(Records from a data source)

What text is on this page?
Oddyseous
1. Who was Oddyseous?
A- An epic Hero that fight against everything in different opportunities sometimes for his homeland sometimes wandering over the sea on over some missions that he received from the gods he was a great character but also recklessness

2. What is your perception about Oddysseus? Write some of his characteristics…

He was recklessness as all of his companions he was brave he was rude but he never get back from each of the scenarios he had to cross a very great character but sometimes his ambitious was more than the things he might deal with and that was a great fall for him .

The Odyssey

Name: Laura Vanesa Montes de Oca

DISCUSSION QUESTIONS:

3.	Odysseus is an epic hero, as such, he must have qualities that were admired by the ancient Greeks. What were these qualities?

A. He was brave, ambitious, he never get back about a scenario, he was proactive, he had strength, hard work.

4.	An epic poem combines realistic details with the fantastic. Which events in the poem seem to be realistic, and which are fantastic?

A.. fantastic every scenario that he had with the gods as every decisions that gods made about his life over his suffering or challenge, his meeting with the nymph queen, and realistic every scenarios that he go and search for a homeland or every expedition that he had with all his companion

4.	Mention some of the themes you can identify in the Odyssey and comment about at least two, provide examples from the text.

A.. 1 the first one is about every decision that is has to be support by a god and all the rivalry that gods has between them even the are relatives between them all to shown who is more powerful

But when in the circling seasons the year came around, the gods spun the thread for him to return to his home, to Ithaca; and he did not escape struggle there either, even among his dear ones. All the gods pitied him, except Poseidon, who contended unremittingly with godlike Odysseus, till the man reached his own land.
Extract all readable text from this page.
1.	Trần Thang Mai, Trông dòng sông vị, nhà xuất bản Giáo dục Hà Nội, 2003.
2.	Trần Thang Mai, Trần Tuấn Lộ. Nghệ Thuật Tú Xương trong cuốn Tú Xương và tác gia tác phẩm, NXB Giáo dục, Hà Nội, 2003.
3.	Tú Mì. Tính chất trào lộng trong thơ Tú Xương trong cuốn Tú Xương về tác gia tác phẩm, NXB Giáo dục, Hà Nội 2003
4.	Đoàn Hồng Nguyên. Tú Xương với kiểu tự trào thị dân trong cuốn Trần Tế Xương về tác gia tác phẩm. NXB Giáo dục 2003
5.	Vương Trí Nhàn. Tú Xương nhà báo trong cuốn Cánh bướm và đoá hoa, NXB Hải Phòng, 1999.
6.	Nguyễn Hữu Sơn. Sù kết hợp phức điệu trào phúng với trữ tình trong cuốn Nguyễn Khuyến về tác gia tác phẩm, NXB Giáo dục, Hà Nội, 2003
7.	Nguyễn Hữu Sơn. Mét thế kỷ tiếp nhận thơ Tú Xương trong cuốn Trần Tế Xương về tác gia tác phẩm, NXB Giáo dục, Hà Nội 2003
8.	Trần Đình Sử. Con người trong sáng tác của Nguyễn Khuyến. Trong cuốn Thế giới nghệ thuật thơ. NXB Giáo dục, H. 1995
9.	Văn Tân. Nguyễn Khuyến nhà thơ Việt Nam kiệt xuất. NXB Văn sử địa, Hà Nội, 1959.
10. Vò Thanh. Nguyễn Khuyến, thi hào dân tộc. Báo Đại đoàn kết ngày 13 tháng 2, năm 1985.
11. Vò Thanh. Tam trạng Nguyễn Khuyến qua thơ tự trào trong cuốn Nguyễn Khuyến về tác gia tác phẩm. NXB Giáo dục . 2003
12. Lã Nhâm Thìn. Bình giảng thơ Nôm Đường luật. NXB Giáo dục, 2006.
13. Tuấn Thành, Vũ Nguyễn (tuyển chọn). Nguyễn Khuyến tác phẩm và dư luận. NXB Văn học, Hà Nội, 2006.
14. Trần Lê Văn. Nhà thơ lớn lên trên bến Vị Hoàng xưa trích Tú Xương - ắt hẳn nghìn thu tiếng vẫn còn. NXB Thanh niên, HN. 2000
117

● Task brief: Extract every line above that contains the word "Thang".

● Response:
1.	Trần Thang Mai, Trông dòng sông vị, nhà xuất bản Giáo dục Hà Nội, 2003.
2.	Trần Thang Mai, Trần Tuấn Lộ. Nghệ Thuật Tú Xương trong cuốn Tú Xương và tác gia tác phẩm, NXB Giáo dục, Hà Nội, 2003.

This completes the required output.